» **Instruction**
Copy every record exactly, and keep the pictures out.

- - -

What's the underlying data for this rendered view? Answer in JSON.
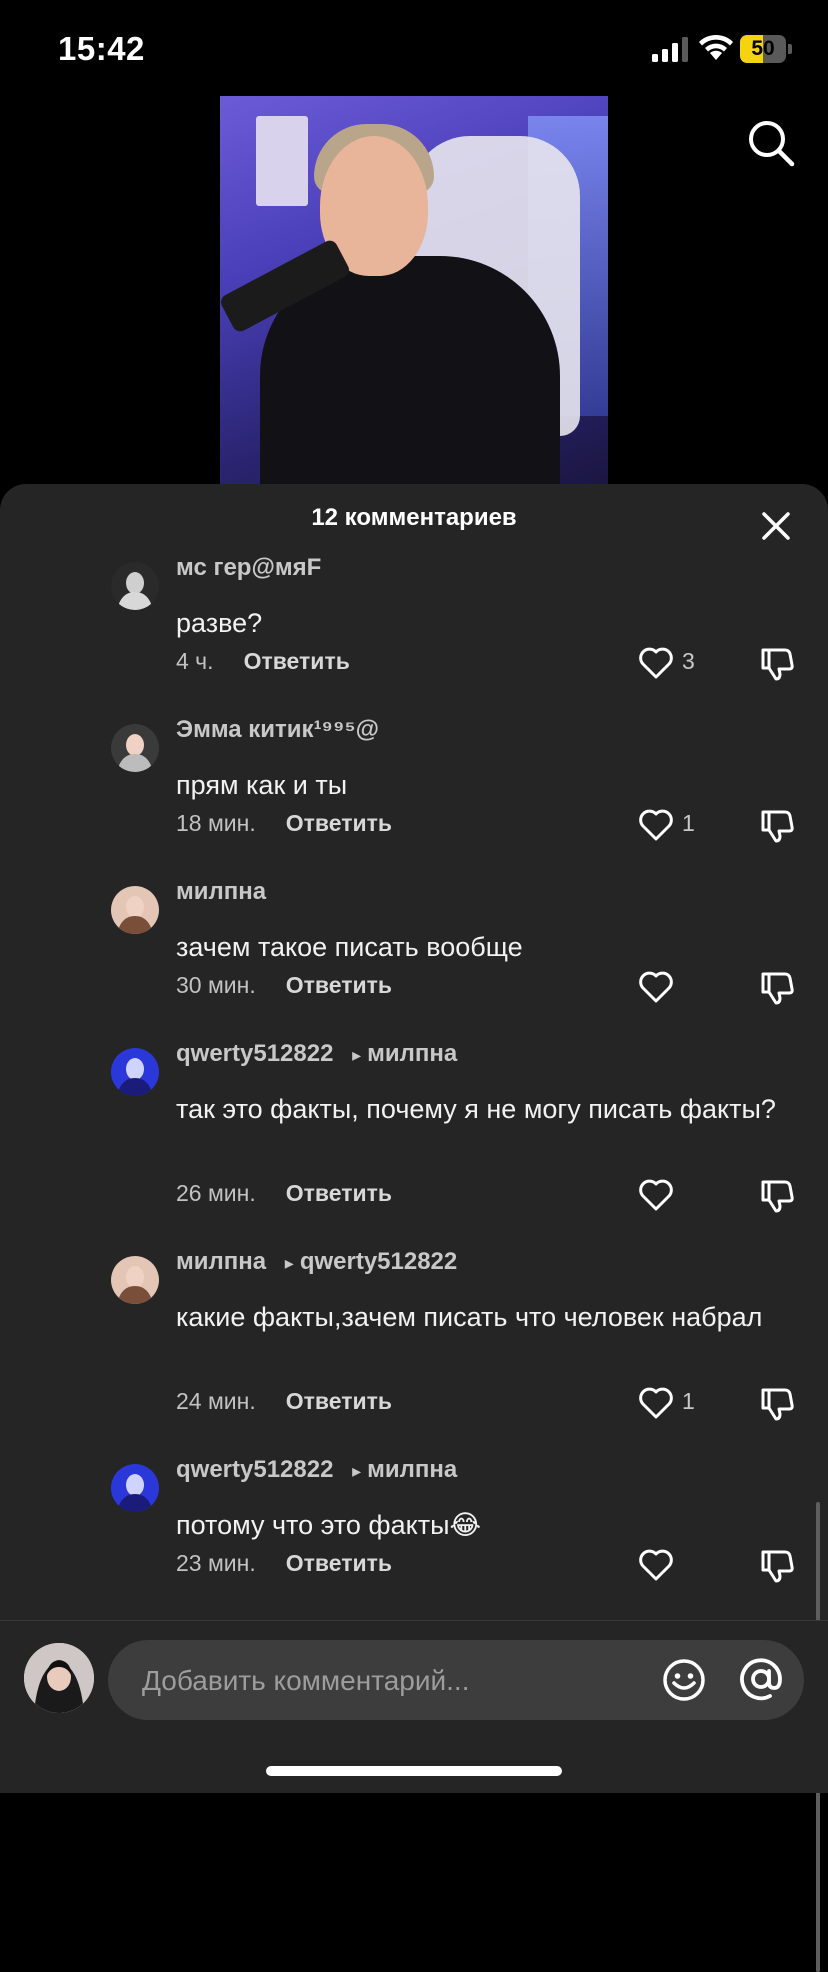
{
  "status_bar": {
    "time": "15:42",
    "battery": "50",
    "battery_level": 0.5
  },
  "sheet": {
    "title": "12 комментариев"
  },
  "comments": [
    {
      "username": "мс гер@мяF",
      "reply_to": "",
      "text": "разве?",
      "time": "4 ч.",
      "reply_label": "Ответить",
      "likes": "3"
    },
    {
      "username": "Эмма китик¹⁹⁹⁵@",
      "reply_to": "",
      "text": "прям как и ты",
      "time": "18 мин.",
      "reply_label": "Ответить",
      "likes": "1"
    },
    {
      "username": "милпна",
      "reply_to": "",
      "text": "зачем такое писать вообще",
      "time": "30 мин.",
      "reply_label": "Ответить",
      "likes": ""
    },
    {
      "username": "qwerty512822",
      "reply_to": "милпна",
      "text": "так это факты, почему я не могу писать факты?",
      "time": "26 мин.",
      "reply_label": "Ответить",
      "likes": ""
    },
    {
      "username": "милпна",
      "reply_to": "qwerty512822",
      "text": "какие факты,зачем писать что человек набрал",
      "time": "24 мин.",
      "reply_label": "Ответить",
      "likes": "1"
    },
    {
      "username": "qwerty512822",
      "reply_to": "милпна",
      "text": "потому что это факты😂",
      "time": "23 мин.",
      "reply_label": "Ответить",
      "likes": ""
    }
  ],
  "composer": {
    "placeholder": "Добавить комментарий..."
  }
}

- - -

» **Exercise answer**
What's the underlying data for this rendered view? Answer in JSON.
{
  "status_bar": {
    "time": "15:42",
    "battery": "50",
    "battery_level": 0.5
  },
  "sheet": {
    "title": "12 комментариев"
  },
  "comments": [
    {
      "username": "мс гер@мяF",
      "reply_to": "",
      "text": "разве?",
      "time": "4 ч.",
      "reply_label": "Ответить",
      "likes": "3"
    },
    {
      "username": "Эмма китик¹⁹⁹⁵@",
      "reply_to": "",
      "text": "прям как и ты",
      "time": "18 мин.",
      "reply_label": "Ответить",
      "likes": "1"
    },
    {
      "username": "милпна",
      "reply_to": "",
      "text": "зачем такое писать вообще",
      "time": "30 мин.",
      "reply_label": "Ответить",
      "likes": ""
    },
    {
      "username": "qwerty512822",
      "reply_to": "милпна",
      "text": "так это факты, почему я не могу писать факты?",
      "time": "26 мин.",
      "reply_label": "Ответить",
      "likes": ""
    },
    {
      "username": "милпна",
      "reply_to": "qwerty512822",
      "text": "какие факты,зачем писать что человек набрал",
      "time": "24 мин.",
      "reply_label": "Ответить",
      "likes": "1"
    },
    {
      "username": "qwerty512822",
      "reply_to": "милпна",
      "text": "потому что это факты😂",
      "time": "23 мин.",
      "reply_label": "Ответить",
      "likes": ""
    }
  ],
  "composer": {
    "placeholder": "Добавить комментарий..."
  }
}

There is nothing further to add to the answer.